=== WHAT THE TASK REQUIRES ===
What you return should match every record exactly, with the images removed.

=== ITEMS ===
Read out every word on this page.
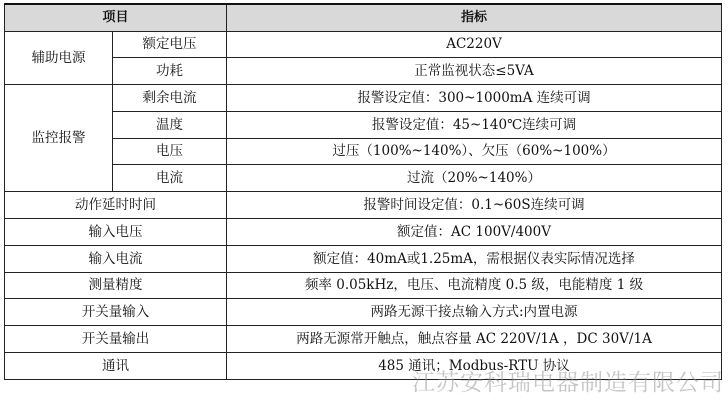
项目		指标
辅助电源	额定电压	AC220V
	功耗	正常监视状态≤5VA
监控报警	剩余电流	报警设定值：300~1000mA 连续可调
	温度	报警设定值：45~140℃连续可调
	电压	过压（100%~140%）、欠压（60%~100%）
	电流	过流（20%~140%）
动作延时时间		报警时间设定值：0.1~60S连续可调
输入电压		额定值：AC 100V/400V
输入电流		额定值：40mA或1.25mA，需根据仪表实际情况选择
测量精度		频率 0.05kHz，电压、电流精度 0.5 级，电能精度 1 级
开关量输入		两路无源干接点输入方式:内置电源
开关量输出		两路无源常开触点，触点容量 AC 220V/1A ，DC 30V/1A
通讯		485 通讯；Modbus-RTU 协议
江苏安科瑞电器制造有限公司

=== CORRECT RESPONSE ===
Read out every word on this page.
项目		指标
辅助电源	额定电压	AC220V
	功耗	正常监视状态≤5VA
监控报警	剩余电流	报警设定值：300~1000mA 连续可调
	温度	报警设定值：45~140℃连续可调
	电压	过压（100%~140%）、欠压（60%~100%）
	电流	过流（20%~140%）
动作延时时间		报警时间设定值：0.1~60S连续可调
输入电压		额定值：AC 100V/400V
输入电流		额定值：40mA或1.25mA，需根据仪表实际情况选择
测量精度		频率 0.05kHz，电压、电流精度 0.5 级，电能精度 1 级
开关量输入		两路无源干接点输入方式:内置电源
开关量输出		两路无源常开触点，触点容量 AC 220V/1A ，DC 30V/1A
通讯		485 通讯；Modbus-RTU 协议
江苏安科瑞电器制造有限公司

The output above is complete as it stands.